*Task objective:* Render every entry exactly as it appears.

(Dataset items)
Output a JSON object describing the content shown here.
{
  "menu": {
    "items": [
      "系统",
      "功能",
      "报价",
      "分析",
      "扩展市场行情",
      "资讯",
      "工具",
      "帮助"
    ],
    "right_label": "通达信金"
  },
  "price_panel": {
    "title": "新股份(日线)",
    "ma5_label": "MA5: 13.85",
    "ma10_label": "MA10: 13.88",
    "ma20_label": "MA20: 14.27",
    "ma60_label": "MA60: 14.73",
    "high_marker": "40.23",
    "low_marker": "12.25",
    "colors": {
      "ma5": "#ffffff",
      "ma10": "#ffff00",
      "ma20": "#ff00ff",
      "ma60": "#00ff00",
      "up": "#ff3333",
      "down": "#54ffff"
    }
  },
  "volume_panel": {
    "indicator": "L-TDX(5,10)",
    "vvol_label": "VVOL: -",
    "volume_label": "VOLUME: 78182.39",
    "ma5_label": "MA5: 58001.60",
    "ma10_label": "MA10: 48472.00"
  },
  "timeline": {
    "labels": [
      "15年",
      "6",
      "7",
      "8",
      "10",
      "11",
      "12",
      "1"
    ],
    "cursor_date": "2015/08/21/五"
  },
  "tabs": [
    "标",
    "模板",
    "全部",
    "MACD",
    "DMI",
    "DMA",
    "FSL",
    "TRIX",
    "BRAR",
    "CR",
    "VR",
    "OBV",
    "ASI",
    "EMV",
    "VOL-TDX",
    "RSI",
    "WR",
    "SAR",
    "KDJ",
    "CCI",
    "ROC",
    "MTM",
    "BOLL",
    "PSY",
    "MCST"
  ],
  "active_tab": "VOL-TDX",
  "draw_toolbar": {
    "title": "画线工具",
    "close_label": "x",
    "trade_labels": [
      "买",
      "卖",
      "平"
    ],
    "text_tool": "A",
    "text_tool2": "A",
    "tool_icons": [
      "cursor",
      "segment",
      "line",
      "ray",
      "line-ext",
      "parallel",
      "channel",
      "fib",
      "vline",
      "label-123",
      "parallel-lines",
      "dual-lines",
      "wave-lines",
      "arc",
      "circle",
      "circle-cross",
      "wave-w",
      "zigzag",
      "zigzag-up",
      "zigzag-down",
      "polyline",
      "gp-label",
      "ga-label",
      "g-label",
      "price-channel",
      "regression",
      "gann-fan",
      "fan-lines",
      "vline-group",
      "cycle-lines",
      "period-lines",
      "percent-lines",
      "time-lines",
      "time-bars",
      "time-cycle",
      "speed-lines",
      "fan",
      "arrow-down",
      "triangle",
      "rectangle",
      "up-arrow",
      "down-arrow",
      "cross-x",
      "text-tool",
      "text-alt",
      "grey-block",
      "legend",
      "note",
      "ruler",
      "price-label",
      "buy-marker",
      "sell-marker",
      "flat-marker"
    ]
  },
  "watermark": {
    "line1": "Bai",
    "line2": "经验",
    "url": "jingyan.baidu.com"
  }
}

*Solved exercise:*
Output a JSON object describing the content shown here.
{
  "menu": {
    "items": [
      "系统",
      "功能",
      "报价",
      "分析",
      "扩展市场行情",
      "资讯",
      "工具",
      "帮助"
    ],
    "right_label": "通达信金"
  },
  "price_panel": {
    "title": "新股份(日线)",
    "ma5_label": "MA5: 13.85",
    "ma10_label": "MA10: 13.88",
    "ma20_label": "MA20: 14.27",
    "ma60_label": "MA60: 14.73",
    "high_marker": "40.23",
    "low_marker": "12.25",
    "colors": {
      "ma5": "#ffffff",
      "ma10": "#ffff00",
      "ma20": "#ff00ff",
      "ma60": "#00ff00",
      "up": "#ff3333",
      "down": "#54ffff"
    }
  },
  "volume_panel": {
    "indicator": "L-TDX(5,10)",
    "vvol_label": "VVOL: -",
    "volume_label": "VOLUME: 78182.39",
    "ma5_label": "MA5: 58001.60",
    "ma10_label": "MA10: 48472.00"
  },
  "timeline": {
    "labels": [
      "15年",
      "6",
      "7",
      "8",
      "10",
      "11",
      "12",
      "1"
    ],
    "cursor_date": "2015/08/21/五"
  },
  "tabs": [
    "标",
    "模板",
    "全部",
    "MACD",
    "DMI",
    "DMA",
    "FSL",
    "TRIX",
    "BRAR",
    "CR",
    "VR",
    "OBV",
    "ASI",
    "EMV",
    "VOL-TDX",
    "RSI",
    "WR",
    "SAR",
    "KDJ",
    "CCI",
    "ROC",
    "MTM",
    "BOLL",
    "PSY",
    "MCST"
  ],
  "active_tab": "VOL-TDX",
  "draw_toolbar": {
    "title": "画线工具",
    "close_label": "x",
    "trade_labels": [
      "买",
      "卖",
      "平"
    ],
    "text_tool": "A",
    "text_tool2": "A",
    "tool_icons": [
      "cursor",
      "segment",
      "line",
      "ray",
      "line-ext",
      "parallel",
      "channel",
      "fib",
      "vline",
      "label-123",
      "parallel-lines",
      "dual-lines",
      "wave-lines",
      "arc",
      "circle",
      "circle-cross",
      "wave-w",
      "zigzag",
      "zigzag-up",
      "zigzag-down",
      "polyline",
      "gp-label",
      "ga-label",
      "g-label",
      "price-channel",
      "regression",
      "gann-fan",
      "fan-lines",
      "vline-group",
      "cycle-lines",
      "period-lines",
      "percent-lines",
      "time-lines",
      "time-bars",
      "time-cycle",
      "speed-lines",
      "fan",
      "arrow-down",
      "triangle",
      "rectangle",
      "up-arrow",
      "down-arrow",
      "cross-x",
      "text-tool",
      "text-alt",
      "grey-block",
      "legend",
      "note",
      "ruler",
      "price-label",
      "buy-marker",
      "sell-marker",
      "flat-marker"
    ]
  },
  "watermark": {
    "line1": "Bai",
    "line2": "经验",
    "url": "jingyan.baidu.com"
  }
}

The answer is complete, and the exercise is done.